◆ Work to be completed: Word for word, restate every line of the material.

--- Begin Provided records ---

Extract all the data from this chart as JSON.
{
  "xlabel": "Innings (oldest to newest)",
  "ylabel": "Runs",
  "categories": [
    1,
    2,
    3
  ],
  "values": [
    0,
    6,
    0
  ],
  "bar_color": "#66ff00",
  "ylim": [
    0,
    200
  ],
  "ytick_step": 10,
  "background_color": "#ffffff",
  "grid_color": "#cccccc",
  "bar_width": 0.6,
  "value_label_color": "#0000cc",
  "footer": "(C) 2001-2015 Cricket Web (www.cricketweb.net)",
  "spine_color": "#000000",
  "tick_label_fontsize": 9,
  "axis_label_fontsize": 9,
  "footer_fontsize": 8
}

--- End Provided records ---

◆ Result for this task:
Extract all the data from this chart as JSON.
{
  "xlabel": "Innings (oldest to newest)",
  "ylabel": "Runs",
  "categories": [
    1,
    2,
    3
  ],
  "values": [
    0,
    6,
    0
  ],
  "bar_color": "#66ff00",
  "ylim": [
    0,
    200
  ],
  "ytick_step": 10,
  "background_color": "#ffffff",
  "grid_color": "#cccccc",
  "bar_width": 0.6,
  "value_label_color": "#0000cc",
  "footer": "(C) 2001-2015 Cricket Web (www.cricketweb.net)",
  "spine_color": "#000000",
  "tick_label_fontsize": 9,
  "axis_label_fontsize": 9,
  "footer_fontsize": 8
}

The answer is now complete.